Short exercise.
Search the listing below for the string "Hornisgrinde" and copy every line where it occurs.

Records for the task.
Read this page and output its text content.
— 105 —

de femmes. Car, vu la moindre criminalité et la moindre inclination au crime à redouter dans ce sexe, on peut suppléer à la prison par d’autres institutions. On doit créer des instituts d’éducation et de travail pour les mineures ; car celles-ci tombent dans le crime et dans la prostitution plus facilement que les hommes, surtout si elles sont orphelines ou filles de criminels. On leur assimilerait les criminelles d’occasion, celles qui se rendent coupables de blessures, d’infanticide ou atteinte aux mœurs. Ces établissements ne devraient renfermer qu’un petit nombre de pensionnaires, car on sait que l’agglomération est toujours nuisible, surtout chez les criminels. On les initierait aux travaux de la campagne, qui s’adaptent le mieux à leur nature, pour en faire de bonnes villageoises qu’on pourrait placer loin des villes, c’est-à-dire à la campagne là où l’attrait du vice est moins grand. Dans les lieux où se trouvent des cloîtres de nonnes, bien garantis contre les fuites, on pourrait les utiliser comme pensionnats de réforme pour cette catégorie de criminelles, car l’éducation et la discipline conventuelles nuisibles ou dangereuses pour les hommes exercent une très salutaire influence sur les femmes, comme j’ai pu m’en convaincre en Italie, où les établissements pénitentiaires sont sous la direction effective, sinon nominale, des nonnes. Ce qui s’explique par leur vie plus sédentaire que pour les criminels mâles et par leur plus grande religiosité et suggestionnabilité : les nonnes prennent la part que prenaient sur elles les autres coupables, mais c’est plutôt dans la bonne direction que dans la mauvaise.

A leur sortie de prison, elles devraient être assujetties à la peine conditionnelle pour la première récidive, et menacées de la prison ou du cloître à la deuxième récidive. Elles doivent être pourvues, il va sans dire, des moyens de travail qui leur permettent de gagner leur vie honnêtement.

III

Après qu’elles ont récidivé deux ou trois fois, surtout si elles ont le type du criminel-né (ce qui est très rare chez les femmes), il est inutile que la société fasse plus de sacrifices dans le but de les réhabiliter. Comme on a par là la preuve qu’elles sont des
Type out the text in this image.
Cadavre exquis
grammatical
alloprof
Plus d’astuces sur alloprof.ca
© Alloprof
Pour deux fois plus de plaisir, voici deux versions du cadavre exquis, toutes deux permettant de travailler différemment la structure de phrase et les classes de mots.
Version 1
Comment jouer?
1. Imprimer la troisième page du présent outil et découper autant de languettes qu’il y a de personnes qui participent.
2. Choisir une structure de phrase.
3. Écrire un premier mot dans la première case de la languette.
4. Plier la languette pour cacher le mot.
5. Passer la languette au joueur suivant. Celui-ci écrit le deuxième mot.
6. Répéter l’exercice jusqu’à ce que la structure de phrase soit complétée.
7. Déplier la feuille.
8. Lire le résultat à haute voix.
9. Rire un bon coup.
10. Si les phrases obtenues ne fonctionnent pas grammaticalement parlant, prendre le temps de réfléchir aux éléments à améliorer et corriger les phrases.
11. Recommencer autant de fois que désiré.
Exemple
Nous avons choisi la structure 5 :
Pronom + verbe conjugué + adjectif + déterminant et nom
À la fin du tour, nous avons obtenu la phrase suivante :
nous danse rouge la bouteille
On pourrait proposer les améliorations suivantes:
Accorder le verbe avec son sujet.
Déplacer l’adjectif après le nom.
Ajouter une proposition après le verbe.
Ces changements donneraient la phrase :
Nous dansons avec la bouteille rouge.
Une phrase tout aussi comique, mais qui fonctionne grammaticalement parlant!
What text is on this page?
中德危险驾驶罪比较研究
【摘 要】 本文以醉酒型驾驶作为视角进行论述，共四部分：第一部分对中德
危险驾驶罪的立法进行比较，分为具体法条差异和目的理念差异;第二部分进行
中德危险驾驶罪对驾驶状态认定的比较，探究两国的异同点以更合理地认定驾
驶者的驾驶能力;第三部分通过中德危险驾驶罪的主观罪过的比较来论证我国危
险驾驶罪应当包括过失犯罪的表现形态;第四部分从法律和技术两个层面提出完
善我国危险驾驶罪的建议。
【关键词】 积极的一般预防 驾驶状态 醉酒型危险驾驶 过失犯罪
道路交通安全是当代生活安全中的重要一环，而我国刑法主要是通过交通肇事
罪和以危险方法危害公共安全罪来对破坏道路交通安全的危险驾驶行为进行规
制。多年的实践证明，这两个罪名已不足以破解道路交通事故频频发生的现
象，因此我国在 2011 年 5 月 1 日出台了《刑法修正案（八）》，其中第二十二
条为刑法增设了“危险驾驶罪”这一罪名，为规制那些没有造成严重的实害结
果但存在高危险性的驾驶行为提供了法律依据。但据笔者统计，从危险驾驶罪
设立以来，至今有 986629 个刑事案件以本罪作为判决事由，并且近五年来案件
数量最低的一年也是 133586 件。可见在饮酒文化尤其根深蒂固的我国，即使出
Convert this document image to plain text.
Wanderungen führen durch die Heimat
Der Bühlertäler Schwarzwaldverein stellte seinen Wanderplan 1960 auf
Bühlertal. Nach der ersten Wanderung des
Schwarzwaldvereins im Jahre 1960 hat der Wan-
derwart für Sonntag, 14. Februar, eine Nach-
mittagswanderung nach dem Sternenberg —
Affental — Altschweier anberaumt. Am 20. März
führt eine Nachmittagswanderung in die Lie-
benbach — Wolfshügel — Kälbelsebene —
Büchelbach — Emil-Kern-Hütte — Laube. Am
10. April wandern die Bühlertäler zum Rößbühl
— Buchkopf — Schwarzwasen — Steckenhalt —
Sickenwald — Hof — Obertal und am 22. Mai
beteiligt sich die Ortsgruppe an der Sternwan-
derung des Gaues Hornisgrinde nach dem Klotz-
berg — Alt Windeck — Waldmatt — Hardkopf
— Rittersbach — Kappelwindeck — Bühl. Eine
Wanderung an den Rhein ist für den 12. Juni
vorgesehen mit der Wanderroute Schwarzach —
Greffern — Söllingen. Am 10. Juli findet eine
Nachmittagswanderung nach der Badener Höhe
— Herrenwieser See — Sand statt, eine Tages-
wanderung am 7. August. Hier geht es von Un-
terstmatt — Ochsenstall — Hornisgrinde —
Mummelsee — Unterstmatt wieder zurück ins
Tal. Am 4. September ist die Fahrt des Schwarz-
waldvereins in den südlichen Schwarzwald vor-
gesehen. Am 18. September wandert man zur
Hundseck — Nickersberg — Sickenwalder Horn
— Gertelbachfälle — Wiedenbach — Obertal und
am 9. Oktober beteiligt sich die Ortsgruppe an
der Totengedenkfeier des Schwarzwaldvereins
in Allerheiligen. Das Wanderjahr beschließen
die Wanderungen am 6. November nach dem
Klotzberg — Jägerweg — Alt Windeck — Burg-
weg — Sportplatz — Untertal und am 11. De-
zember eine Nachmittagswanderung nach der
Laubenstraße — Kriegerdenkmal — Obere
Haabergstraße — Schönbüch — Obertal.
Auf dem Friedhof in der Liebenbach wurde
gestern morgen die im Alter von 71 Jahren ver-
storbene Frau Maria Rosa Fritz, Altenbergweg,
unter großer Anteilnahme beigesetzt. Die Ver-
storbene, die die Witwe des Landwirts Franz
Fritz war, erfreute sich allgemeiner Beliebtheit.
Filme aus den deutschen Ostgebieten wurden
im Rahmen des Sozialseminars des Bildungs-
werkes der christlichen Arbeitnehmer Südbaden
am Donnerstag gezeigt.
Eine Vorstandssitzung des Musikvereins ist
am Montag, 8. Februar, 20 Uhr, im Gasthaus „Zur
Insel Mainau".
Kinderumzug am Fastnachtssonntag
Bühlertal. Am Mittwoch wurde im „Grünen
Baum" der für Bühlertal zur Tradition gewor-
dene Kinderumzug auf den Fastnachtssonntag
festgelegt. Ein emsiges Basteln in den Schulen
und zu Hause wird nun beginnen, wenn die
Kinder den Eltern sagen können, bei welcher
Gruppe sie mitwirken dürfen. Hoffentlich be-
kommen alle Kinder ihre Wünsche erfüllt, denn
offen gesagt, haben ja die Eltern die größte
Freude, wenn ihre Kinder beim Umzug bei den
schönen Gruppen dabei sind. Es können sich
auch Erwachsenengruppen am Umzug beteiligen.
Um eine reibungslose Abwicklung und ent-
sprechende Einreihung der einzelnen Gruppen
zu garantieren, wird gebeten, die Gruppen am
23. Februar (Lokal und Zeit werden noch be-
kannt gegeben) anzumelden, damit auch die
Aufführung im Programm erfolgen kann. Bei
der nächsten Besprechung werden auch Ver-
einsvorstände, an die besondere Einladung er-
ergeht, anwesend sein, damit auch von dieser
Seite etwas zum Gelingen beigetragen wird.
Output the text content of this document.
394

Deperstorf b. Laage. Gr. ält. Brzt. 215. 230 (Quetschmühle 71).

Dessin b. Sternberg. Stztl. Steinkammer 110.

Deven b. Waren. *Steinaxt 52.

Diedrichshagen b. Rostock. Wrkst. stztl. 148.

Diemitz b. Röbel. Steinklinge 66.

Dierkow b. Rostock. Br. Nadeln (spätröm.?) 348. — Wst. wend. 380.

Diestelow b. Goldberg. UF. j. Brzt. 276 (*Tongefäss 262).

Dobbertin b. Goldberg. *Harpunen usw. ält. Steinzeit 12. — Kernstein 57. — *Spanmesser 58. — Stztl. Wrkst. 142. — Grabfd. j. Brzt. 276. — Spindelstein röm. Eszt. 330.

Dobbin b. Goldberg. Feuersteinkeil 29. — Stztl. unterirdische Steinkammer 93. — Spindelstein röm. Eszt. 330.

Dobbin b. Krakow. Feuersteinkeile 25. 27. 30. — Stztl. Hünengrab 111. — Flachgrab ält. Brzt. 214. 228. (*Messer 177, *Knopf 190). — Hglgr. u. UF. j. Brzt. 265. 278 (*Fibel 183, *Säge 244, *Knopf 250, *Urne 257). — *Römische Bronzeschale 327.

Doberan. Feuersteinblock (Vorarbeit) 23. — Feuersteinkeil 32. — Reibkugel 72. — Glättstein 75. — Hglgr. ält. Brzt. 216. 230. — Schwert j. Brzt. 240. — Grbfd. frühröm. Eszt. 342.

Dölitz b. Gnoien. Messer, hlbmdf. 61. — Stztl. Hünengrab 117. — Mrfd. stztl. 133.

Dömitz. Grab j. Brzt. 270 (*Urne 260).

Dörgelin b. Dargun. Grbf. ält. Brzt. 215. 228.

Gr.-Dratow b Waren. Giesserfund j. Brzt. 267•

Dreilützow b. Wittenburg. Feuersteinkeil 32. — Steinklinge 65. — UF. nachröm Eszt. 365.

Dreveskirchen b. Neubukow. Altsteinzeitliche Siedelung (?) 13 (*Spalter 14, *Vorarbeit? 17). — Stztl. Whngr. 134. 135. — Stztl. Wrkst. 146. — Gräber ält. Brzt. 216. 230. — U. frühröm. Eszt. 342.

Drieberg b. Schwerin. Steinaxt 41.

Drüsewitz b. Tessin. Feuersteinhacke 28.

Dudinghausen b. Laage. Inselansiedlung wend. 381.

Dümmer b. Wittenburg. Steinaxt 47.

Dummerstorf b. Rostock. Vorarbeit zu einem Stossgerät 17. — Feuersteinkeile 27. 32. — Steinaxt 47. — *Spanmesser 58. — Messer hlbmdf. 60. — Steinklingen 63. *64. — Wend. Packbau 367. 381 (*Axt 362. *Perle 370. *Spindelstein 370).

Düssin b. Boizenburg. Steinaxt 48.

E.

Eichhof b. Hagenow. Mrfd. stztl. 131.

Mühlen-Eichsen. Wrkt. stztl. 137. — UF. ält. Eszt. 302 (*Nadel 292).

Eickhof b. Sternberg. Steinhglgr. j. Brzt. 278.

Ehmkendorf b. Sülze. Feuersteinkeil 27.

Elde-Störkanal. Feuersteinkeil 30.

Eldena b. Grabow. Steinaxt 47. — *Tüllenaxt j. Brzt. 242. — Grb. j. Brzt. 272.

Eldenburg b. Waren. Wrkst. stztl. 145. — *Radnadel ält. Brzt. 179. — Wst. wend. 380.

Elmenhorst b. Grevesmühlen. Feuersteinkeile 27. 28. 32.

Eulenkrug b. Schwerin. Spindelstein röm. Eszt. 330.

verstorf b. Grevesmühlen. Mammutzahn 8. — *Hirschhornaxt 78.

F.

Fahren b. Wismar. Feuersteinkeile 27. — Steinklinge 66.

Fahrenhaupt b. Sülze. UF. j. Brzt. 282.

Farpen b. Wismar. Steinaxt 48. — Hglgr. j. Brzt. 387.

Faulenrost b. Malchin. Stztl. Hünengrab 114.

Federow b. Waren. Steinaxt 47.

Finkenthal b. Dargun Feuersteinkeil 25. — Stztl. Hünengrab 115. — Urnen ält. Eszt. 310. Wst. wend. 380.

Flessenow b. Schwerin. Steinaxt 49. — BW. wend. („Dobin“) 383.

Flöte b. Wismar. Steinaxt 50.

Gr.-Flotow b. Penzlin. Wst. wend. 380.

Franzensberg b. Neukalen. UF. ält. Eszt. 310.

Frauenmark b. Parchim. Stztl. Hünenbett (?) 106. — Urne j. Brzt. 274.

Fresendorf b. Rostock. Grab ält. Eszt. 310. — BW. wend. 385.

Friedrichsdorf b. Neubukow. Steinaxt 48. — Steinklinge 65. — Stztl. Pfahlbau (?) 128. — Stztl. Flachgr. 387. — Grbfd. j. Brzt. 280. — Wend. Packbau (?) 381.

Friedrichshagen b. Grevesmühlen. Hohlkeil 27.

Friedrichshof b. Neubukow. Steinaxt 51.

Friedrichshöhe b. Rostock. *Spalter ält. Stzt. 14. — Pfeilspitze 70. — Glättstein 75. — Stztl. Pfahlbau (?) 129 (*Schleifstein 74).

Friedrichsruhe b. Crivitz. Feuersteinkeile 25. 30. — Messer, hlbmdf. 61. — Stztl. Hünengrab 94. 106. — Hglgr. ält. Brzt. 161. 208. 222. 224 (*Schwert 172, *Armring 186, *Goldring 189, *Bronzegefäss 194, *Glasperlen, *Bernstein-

Exercise response.
derung des Gaues Hornisgrinde nach dem Klotz-
terstmatt — Ochsenstall — Hornisgrinde —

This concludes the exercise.